* _Your instructions_
Output the lines of the entries below beginning at the one with "What data was" and ending with the last, exactly as written and without pictures.

* _Supplied records_
....

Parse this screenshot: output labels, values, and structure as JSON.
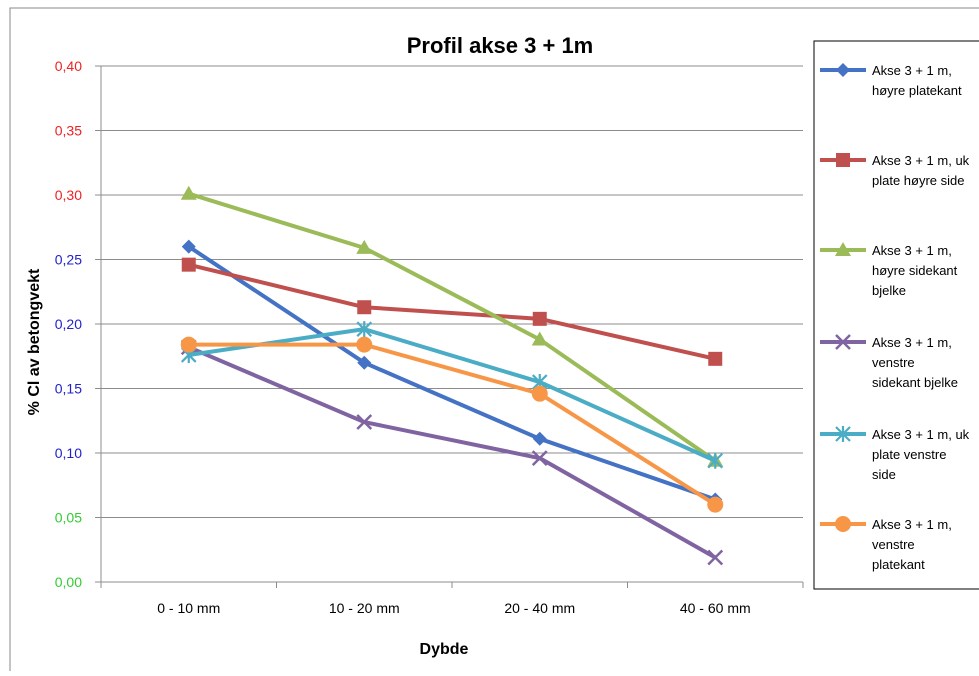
{
  "chart_data": {
    "type": "line",
    "title": "Profil  akse 3 + 1m",
    "xlabel": "Dybde",
    "ylabel": "% Cl av betongvekt",
    "categories": [
      "0 - 10 mm",
      "10 - 20 mm",
      "20 - 40 mm",
      "40 - 60 mm"
    ],
    "ylim": [
      0,
      0.4
    ],
    "yticks": [
      "0,00",
      "0,05",
      "0,10",
      "0,15",
      "0,20",
      "0,25",
      "0,30",
      "0,35",
      "0,40"
    ],
    "ytick_colors": [
      "#33cc33",
      "#33cc33",
      "#2222cc",
      "#2222cc",
      "#2222cc",
      "#2222cc",
      "#ee2222",
      "#ee2222",
      "#ee2222"
    ],
    "grid": true,
    "legend_position": "right",
    "series": [
      {
        "name": "Akse 3 + 1 m, høyre platekant",
        "legend_lines": [
          "Akse 3 + 1 m,",
          "høyre platekant"
        ],
        "color": "#4472c4",
        "marker": "diamond",
        "values": [
          0.26,
          0.17,
          0.111,
          0.064
        ]
      },
      {
        "name": "Akse 3 + 1 m, uk plate høyre side",
        "legend_lines": [
          "Akse 3 + 1 m, uk",
          "plate høyre side"
        ],
        "color": "#c0504d",
        "marker": "square",
        "values": [
          0.246,
          0.213,
          0.204,
          0.173
        ]
      },
      {
        "name": "Akse 3 + 1 m, høyre sidekant bjelke",
        "legend_lines": [
          "Akse 3 + 1 m,",
          "høyre sidekant",
          "bjelke"
        ],
        "color": "#9bbb59",
        "marker": "triangle",
        "values": [
          0.301,
          0.259,
          0.188,
          0.094
        ]
      },
      {
        "name": "Akse 3 + 1 m, venstre sidekant bjelke",
        "legend_lines": [
          "Akse 3 + 1 m,",
          "venstre",
          "sidekant bjelke"
        ],
        "color": "#8064a2",
        "marker": "x",
        "values": [
          0.182,
          0.124,
          0.096,
          0.019
        ]
      },
      {
        "name": "Akse 3 + 1 m, uk plate venstre side",
        "legend_lines": [
          "Akse 3 + 1 m, uk",
          "plate venstre",
          "side"
        ],
        "color": "#4bacc6",
        "marker": "star",
        "values": [
          0.176,
          0.196,
          0.155,
          0.094
        ]
      },
      {
        "name": "Akse 3 + 1 m, venstre platekant",
        "legend_lines": [
          "Akse 3 + 1 m,",
          "venstre",
          "platekant"
        ],
        "color": "#f79646",
        "marker": "circle",
        "values": [
          0.184,
          0.184,
          0.146,
          0.06
        ]
      }
    ]
  }
}
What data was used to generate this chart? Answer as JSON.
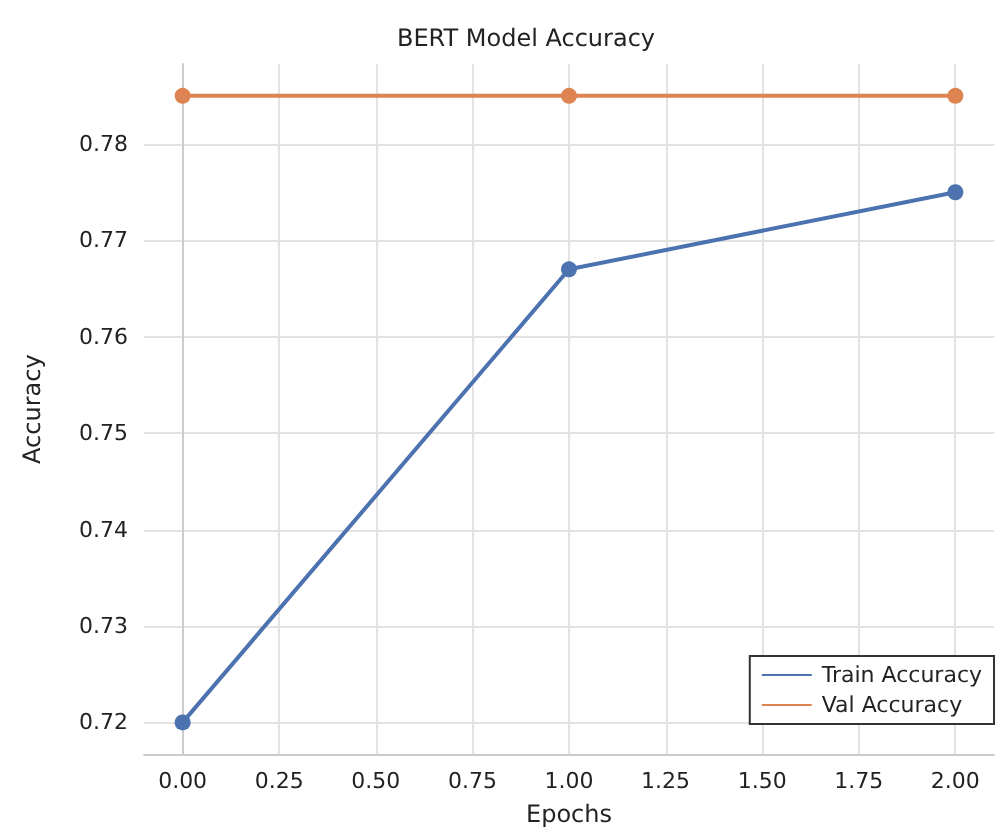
{
  "chart_data": {
    "type": "line",
    "title": "BERT Model Accuracy",
    "xlabel": "Epochs",
    "ylabel": "Accuracy",
    "x": [
      0,
      1,
      2
    ],
    "series": [
      {
        "name": "Train Accuracy",
        "color": "#4c72b0",
        "values": [
          0.72,
          0.767,
          0.775
        ]
      },
      {
        "name": "Val Accuracy",
        "color": "#dd8452",
        "values": [
          0.785,
          0.785,
          0.785
        ]
      }
    ],
    "xlim": [
      -0.1,
      2.1
    ],
    "xticks": [
      {
        "value": 0,
        "label": "0.00"
      },
      {
        "value": 0.25,
        "label": "0.25"
      },
      {
        "value": 0.5,
        "label": "0.50"
      },
      {
        "value": 0.75,
        "label": "0.75"
      },
      {
        "value": 1,
        "label": "1.00"
      },
      {
        "value": 1.25,
        "label": "1.25"
      },
      {
        "value": 1.5,
        "label": "1.50"
      },
      {
        "value": 1.75,
        "label": "1.75"
      },
      {
        "value": 2,
        "label": "2.00"
      }
    ],
    "ylim": [
      0.7167,
      0.7883
    ],
    "yticks": [
      0.72,
      0.73,
      0.74,
      0.75,
      0.76,
      0.77,
      0.78
    ],
    "grid": true,
    "legend": "bottom right",
    "marker": "circle",
    "line_style": "solid"
  }
}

....

* _Full output_
What data was used to generate this chart? Answer as JSON.
{
  "chart_data": {
    "type": "line",
    "title": "BERT Model Accuracy",
    "xlabel": "Epochs",
    "ylabel": "Accuracy",
    "x": [
      0,
      1,
      2
    ],
    "series": [
      {
        "name": "Train Accuracy",
        "color": "#4c72b0",
        "values": [
          0.72,
          0.767,
          0.775
        ]
      },
      {
        "name": "Val Accuracy",
        "color": "#dd8452",
        "values": [
          0.785,
          0.785,
          0.785
        ]
      }
    ],
    "xlim": [
      -0.1,
      2.1
    ],
    "xticks": [
      {
        "value": 0,
        "label": "0.00"
      },
      {
        "value": 0.25,
        "label": "0.25"
      },
      {
        "value": 0.5,
        "label": "0.50"
      },
      {
        "value": 0.75,
        "label": "0.75"
      },
      {
        "value": 1,
        "label": "1.00"
      },
      {
        "value": 1.25,
        "label": "1.25"
      },
      {
        "value": 1.5,
        "label": "1.50"
      },
      {
        "value": 1.75,
        "label": "1.75"
      },
      {
        "value": 2,
        "label": "2.00"
      }
    ],
    "ylim": [
      0.7167,
      0.7883
    ],
    "yticks": [
      0.72,
      0.73,
      0.74,
      0.75,
      0.76,
      0.77,
      0.78
    ],
    "grid": true,
    "legend": "bottom right",
    "marker": "circle",
    "line_style": "solid"
  }
}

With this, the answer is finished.